*What to produce*:
Work through the data line by line, gathering every line that has the word "uchun".

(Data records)
::::::

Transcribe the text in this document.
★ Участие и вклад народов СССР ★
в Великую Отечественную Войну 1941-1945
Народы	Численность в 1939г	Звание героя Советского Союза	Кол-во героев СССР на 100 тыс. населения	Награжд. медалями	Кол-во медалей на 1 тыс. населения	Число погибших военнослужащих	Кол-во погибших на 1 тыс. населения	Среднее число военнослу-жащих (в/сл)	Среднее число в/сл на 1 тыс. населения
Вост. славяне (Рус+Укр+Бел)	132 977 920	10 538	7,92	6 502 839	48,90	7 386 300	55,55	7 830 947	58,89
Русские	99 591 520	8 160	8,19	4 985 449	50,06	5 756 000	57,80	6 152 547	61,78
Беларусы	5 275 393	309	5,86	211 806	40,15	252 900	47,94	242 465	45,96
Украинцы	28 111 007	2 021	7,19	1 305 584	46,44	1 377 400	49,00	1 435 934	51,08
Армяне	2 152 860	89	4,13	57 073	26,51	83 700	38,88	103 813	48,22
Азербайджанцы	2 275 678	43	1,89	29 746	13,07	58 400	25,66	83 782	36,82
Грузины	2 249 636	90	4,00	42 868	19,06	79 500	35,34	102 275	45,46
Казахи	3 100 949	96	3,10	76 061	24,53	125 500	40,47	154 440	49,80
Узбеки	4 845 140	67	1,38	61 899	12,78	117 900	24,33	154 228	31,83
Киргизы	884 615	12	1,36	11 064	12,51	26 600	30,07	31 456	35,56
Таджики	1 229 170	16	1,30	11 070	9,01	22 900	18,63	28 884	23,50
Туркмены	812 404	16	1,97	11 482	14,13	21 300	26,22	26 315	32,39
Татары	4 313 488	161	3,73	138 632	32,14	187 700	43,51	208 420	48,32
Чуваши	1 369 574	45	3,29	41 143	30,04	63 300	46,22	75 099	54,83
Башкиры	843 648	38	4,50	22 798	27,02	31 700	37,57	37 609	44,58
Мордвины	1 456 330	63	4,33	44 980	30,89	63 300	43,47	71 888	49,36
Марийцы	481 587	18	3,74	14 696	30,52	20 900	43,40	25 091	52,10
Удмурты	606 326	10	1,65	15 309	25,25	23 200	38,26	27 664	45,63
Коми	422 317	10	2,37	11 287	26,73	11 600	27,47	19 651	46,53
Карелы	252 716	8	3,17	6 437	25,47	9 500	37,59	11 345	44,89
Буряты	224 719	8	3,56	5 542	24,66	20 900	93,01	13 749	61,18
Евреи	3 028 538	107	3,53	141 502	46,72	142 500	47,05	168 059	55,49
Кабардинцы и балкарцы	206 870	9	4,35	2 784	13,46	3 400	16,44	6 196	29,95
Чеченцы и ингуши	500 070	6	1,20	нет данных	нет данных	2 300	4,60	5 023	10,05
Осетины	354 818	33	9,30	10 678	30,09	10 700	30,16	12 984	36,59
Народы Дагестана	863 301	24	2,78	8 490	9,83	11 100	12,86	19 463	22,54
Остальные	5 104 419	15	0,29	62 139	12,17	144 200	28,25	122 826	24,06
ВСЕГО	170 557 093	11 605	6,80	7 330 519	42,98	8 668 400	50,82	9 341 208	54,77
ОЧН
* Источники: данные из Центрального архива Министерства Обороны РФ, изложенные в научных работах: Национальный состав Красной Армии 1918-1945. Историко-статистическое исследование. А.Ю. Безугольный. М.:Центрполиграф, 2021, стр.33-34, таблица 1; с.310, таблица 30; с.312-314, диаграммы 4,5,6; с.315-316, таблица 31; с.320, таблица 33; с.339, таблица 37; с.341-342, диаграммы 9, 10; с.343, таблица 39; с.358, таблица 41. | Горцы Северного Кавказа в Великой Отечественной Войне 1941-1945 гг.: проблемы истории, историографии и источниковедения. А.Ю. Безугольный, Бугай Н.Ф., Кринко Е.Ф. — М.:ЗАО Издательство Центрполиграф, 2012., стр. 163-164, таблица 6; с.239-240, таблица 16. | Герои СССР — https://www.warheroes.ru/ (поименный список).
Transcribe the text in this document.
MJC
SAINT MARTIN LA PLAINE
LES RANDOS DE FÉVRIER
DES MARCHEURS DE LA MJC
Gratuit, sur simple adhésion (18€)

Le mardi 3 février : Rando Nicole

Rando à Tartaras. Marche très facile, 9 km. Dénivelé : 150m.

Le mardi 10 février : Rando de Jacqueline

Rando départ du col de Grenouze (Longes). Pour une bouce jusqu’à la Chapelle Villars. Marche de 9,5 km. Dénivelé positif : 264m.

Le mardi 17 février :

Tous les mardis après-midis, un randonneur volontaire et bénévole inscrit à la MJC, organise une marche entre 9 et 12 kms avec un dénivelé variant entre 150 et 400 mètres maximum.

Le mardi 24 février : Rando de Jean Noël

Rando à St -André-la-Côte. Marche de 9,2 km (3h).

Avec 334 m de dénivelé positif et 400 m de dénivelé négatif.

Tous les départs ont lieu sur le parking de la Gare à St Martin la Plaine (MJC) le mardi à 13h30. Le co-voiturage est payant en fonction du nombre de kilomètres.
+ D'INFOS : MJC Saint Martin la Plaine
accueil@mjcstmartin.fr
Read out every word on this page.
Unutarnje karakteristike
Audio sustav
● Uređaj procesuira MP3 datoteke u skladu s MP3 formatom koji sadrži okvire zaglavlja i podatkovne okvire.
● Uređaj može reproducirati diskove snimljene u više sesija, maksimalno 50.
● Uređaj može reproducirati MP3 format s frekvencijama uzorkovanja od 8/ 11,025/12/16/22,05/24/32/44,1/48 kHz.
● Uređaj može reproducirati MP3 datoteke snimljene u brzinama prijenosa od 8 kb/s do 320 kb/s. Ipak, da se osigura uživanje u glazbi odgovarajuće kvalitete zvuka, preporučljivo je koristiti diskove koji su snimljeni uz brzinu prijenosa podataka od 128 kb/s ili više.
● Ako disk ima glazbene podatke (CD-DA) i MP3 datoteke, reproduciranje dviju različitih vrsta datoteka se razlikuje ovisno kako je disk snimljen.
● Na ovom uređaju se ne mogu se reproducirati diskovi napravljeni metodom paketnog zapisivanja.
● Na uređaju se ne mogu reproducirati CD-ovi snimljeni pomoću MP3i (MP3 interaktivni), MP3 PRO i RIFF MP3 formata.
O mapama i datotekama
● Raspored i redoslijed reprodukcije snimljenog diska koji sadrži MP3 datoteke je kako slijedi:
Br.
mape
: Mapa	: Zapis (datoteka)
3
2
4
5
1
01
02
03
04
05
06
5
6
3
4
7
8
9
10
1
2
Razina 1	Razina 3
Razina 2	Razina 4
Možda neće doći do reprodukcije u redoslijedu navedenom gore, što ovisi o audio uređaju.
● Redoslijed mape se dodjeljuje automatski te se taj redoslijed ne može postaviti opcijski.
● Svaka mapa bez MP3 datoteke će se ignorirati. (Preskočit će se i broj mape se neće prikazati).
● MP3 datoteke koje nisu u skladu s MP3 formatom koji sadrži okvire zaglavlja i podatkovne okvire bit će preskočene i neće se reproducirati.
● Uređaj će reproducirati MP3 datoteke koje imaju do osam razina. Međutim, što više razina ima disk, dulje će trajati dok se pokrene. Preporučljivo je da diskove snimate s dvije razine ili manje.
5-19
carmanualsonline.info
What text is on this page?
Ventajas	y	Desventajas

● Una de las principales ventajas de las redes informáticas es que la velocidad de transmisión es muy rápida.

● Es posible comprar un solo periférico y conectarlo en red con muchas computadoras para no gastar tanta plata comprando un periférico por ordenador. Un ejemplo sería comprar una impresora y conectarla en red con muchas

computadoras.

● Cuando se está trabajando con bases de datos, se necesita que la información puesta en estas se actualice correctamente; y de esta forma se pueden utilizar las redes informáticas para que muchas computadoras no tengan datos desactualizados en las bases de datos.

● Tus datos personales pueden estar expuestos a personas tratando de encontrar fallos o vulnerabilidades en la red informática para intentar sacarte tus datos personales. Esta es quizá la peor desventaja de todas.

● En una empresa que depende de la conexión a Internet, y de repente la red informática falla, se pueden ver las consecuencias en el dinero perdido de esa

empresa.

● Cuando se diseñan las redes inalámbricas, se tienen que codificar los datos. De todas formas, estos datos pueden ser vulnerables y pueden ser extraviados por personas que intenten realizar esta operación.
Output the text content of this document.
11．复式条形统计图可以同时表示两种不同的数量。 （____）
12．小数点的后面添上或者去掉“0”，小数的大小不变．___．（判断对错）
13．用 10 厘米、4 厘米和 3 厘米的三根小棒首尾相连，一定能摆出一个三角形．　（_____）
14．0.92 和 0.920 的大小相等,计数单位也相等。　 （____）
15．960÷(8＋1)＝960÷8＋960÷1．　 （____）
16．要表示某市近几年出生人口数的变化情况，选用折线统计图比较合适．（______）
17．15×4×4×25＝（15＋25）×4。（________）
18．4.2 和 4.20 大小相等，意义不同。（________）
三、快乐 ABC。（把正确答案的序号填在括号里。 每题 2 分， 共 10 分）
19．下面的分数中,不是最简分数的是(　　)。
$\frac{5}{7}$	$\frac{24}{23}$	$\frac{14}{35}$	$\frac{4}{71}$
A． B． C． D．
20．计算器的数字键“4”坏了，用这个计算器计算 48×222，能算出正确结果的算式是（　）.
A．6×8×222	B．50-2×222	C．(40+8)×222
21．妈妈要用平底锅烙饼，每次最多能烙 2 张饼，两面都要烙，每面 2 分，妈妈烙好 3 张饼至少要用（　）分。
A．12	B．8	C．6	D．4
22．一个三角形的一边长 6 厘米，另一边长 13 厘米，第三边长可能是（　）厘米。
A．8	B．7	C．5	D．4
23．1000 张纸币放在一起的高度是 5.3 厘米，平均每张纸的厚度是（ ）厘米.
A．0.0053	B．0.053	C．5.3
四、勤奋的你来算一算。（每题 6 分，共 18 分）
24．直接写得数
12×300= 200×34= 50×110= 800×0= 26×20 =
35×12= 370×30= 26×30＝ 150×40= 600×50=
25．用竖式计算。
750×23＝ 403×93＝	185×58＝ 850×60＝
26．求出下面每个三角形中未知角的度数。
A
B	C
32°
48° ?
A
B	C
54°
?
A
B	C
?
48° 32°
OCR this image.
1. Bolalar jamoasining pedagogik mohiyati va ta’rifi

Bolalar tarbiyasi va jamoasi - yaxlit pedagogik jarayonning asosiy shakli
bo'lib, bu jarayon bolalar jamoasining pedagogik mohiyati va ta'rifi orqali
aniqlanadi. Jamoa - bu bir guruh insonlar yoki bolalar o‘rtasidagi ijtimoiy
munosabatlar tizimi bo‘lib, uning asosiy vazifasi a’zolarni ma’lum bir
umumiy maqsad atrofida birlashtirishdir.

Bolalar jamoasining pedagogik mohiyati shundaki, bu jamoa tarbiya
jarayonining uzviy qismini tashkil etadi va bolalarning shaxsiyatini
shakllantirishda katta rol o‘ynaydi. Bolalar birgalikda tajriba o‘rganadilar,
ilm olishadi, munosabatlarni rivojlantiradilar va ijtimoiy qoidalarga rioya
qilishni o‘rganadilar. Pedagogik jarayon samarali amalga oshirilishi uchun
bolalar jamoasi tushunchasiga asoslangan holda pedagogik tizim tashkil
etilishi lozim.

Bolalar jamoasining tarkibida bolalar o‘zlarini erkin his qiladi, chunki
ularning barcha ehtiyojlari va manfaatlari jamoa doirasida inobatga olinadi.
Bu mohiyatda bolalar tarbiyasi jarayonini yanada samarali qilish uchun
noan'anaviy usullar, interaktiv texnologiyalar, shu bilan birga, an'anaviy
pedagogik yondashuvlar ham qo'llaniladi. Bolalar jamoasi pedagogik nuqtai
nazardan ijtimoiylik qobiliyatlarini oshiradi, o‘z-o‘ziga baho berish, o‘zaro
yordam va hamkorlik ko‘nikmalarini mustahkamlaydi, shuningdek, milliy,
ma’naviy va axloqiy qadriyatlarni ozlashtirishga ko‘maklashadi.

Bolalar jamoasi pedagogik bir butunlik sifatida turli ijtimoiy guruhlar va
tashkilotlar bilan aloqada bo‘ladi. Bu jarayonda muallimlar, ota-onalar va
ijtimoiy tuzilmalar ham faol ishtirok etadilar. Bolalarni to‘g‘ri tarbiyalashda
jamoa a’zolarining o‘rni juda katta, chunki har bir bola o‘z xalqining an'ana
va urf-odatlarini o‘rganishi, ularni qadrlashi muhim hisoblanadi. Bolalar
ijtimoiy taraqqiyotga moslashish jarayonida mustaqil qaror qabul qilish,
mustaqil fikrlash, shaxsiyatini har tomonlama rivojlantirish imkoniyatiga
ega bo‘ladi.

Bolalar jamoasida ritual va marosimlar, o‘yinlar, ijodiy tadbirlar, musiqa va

::::::

*The reply*:
qilishni o‘rganadilar. Pedagogik jarayon samarali amalga oshirilishi uchun
Bu mohiyatda bolalar tarbiyasi jarayonini yanada samarali qilish uchun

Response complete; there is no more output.